● **WHAT YOU SHOULD DO**: Copy out each line below that has the word "congressional" in it.

● **PROVIDED INFORMATION**:
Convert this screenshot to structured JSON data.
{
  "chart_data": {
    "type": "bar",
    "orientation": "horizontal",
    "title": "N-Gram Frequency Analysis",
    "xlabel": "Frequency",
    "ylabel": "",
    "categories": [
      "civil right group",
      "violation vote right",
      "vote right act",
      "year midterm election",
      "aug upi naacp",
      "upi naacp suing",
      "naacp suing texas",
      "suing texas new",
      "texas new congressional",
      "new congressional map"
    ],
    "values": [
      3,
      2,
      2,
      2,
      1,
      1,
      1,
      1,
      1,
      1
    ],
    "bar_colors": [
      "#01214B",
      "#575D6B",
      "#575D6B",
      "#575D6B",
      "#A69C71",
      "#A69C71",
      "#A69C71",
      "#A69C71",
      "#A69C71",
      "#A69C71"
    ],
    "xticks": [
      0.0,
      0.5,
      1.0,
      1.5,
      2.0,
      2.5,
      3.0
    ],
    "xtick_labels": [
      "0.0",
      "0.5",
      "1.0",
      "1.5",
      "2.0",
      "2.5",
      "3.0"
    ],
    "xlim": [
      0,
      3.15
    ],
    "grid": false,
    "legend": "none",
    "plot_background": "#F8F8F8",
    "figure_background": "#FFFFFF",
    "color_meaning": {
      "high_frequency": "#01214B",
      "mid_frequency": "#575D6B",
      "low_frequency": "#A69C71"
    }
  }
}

● **FULL ANSWER**:
      "texas new congressional",
      "new congressional map"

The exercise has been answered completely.